▶ _Exercise objective_: The entries shown below should be output exactly as they appear.

(Records provided)

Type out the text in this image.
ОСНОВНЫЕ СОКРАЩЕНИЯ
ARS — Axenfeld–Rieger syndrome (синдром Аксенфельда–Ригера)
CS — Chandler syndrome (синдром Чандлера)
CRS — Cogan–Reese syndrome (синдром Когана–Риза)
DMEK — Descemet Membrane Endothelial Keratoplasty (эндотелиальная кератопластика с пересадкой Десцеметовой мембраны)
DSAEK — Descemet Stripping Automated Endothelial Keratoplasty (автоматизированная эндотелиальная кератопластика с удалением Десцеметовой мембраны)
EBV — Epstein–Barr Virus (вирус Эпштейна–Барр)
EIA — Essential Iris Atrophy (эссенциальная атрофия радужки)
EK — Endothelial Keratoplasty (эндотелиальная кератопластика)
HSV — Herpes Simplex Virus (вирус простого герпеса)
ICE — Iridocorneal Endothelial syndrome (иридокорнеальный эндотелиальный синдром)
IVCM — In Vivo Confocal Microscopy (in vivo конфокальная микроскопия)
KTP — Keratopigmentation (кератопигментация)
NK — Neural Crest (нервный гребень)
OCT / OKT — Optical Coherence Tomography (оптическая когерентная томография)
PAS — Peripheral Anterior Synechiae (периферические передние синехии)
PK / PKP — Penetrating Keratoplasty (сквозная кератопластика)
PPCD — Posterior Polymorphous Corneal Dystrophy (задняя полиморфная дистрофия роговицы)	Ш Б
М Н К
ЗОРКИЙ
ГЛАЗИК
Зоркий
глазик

(End Records provided)

▶ _Response to this task_:
Type out the text in this image.
ОСНОВНЫЕ СОКРАЩЕНИЯ
ARS — Axenfeld–Rieger syndrome (синдром Аксенфельда–Ригера)
CS — Chandler syndrome (синдром Чандлера)
CRS — Cogan–Reese syndrome (синдром Когана–Риза)
DMEK — Descemet Membrane Endothelial Keratoplasty (эндотелиальная кератопластика с пересадкой Десцеметовой мембраны)
DSAEK — Descemet Stripping Automated Endothelial Keratoplasty (автоматизированная эндотелиальная кератопластика с удалением Десцеметовой мембраны)
EBV — Epstein–Barr Virus (вирус Эпштейна–Барр)
EIA — Essential Iris Atrophy (эссенциальная атрофия радужки)
EK — Endothelial Keratoplasty (эндотелиальная кератопластика)
HSV — Herpes Simplex Virus (вирус простого герпеса)
ICE — Iridocorneal Endothelial syndrome (иридокорнеальный эндотелиальный синдром)
IVCM — In Vivo Confocal Microscopy (in vivo конфокальная микроскопия)
KTP — Keratopigmentation (кератопигментация)
NK — Neural Crest (нервный гребень)
OCT / OKT — Optical Coherence Tomography (оптическая когерентная томография)
PAS — Peripheral Anterior Synechiae (периферические передние синехии)
PK / PKP — Penetrating Keratoplasty (сквозная кератопластика)
PPCD — Posterior Polymorphous Corneal Dystrophy (задняя полиморфная дистрофия роговицы)	Ш Б
М Н К
ЗОРКИЙ
ГЛАЗИК
Зоркий
глазик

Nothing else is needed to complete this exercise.